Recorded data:
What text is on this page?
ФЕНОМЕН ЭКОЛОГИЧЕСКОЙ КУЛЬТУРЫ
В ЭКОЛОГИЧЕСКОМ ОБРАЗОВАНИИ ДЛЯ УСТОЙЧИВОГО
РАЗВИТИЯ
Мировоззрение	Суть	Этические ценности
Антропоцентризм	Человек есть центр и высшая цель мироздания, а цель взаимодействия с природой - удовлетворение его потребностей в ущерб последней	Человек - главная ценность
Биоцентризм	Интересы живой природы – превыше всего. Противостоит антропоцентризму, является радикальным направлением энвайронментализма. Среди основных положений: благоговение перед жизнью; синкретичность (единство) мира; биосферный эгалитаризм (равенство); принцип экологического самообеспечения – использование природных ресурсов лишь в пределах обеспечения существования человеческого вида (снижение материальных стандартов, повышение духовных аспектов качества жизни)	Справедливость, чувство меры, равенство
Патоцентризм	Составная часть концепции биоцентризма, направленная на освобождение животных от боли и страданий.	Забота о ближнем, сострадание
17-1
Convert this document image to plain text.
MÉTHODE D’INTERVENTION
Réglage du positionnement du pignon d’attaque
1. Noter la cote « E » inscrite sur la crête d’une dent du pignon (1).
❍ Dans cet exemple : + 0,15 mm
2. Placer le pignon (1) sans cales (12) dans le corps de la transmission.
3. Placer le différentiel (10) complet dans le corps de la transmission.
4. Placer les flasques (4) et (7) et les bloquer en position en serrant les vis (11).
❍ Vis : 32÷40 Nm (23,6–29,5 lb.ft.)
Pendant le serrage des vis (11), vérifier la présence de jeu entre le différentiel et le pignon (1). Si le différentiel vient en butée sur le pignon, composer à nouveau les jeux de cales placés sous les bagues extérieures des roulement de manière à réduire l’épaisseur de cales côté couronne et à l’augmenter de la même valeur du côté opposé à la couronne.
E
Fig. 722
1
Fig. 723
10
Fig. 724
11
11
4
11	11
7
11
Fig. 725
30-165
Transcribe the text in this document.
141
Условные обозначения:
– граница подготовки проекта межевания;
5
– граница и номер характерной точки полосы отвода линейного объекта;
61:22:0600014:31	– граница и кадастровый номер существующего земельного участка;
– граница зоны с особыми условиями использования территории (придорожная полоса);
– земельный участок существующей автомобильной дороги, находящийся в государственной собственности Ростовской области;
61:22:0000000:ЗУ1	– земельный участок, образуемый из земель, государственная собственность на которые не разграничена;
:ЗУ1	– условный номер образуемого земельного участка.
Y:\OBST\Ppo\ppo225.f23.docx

WHAT TO WORK ON: Gather all lines from the listing above in which "Placer" occurs.

FULL RESPONSE:
2. Placer le pignon (1) sans cales (12) dans le corps de la transmission.
3. Placer le différentiel (10) complet dans le corps de la transmission.
4. Placer les flasques (4) et (7) et les bloquer en position en serrant les vis (11).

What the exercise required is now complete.